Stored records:
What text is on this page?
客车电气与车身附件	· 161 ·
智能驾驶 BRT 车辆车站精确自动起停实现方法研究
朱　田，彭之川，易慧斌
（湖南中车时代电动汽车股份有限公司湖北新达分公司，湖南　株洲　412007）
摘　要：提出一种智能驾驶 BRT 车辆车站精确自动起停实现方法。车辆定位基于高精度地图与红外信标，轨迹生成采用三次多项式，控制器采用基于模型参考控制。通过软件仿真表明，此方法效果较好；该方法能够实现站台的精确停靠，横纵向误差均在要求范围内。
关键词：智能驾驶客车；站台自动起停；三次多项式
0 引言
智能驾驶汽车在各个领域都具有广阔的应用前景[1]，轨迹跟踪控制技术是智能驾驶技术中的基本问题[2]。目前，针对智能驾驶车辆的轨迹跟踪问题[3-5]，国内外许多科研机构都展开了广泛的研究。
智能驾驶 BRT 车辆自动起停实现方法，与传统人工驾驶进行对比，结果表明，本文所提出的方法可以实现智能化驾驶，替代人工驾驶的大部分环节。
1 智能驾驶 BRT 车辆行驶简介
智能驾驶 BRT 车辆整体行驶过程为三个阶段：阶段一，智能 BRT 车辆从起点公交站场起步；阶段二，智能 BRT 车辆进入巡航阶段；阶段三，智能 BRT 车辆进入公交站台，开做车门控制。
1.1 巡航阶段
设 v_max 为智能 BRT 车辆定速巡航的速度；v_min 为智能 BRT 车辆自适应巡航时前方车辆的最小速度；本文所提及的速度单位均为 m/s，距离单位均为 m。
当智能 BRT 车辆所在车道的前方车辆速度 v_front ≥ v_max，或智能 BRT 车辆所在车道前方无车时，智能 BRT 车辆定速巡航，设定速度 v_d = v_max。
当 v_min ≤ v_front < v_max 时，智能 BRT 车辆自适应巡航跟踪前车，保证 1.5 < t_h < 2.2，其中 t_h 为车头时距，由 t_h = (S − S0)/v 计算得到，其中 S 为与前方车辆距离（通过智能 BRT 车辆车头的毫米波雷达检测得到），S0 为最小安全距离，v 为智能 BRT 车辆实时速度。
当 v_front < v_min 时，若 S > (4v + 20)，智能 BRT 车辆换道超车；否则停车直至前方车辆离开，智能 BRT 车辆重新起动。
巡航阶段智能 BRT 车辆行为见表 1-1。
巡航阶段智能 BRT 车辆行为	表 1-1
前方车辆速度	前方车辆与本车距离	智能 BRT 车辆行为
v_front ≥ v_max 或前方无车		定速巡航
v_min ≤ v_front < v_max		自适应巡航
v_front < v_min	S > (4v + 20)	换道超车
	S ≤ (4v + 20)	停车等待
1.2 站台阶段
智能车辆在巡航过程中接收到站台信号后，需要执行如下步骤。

Instructions for the task: Reproduce each record shown above without altering a single word.

Exercise output:
What text is on this page?
客车电气与车身附件	· 161 ·
智能驾驶 BRT 车辆车站精确自动起停实现方法研究
朱　田，彭之川，易慧斌
（湖南中车时代电动汽车股份有限公司湖北新达分公司，湖南　株洲　412007）
摘　要：提出一种智能驾驶 BRT 车辆车站精确自动起停实现方法。车辆定位基于高精度地图与红外信标，轨迹生成采用三次多项式，控制器采用基于模型参考控制。通过软件仿真表明，此方法效果较好；该方法能够实现站台的精确停靠，横纵向误差均在要求范围内。
关键词：智能驾驶客车；站台自动起停；三次多项式
0 引言
智能驾驶汽车在各个领域都具有广阔的应用前景[1]，轨迹跟踪控制技术是智能驾驶技术中的基本问题[2]。目前，针对智能驾驶车辆的轨迹跟踪问题[3-5]，国内外许多科研机构都展开了广泛的研究。
智能驾驶 BRT 车辆自动起停实现方法，与传统人工驾驶进行对比，结果表明，本文所提出的方法可以实现智能化驾驶，替代人工驾驶的大部分环节。
1 智能驾驶 BRT 车辆行驶简介
智能驾驶 BRT 车辆整体行驶过程为三个阶段：阶段一，智能 BRT 车辆从起点公交站场起步；阶段二，智能 BRT 车辆进入巡航阶段；阶段三，智能 BRT 车辆进入公交站台，开做车门控制。
1.1 巡航阶段
设 v_max 为智能 BRT 车辆定速巡航的速度；v_min 为智能 BRT 车辆自适应巡航时前方车辆的最小速度；本文所提及的速度单位均为 m/s，距离单位均为 m。
当智能 BRT 车辆所在车道的前方车辆速度 v_front ≥ v_max，或智能 BRT 车辆所在车道前方无车时，智能 BRT 车辆定速巡航，设定速度 v_d = v_max。
当 v_min ≤ v_front < v_max 时，智能 BRT 车辆自适应巡航跟踪前车，保证 1.5 < t_h < 2.2，其中 t_h 为车头时距，由 t_h = (S − S0)/v 计算得到，其中 S 为与前方车辆距离（通过智能 BRT 车辆车头的毫米波雷达检测得到），S0 为最小安全距离，v 为智能 BRT 车辆实时速度。
当 v_front < v_min 时，若 S > (4v + 20)，智能 BRT 车辆换道超车；否则停车直至前方车辆离开，智能 BRT 车辆重新起动。
巡航阶段智能 BRT 车辆行为见表 1-1。
巡航阶段智能 BRT 车辆行为	表 1-1
前方车辆速度	前方车辆与本车距离	智能 BRT 车辆行为
v_front ≥ v_max 或前方无车		定速巡航
v_min ≤ v_front < v_max		自适应巡航
v_front < v_min	S > (4v + 20)	换道超车
	S ≤ (4v + 20)	停车等待
1.2 站台阶段
智能车辆在巡航过程中接收到站台信号后，需要执行如下步骤。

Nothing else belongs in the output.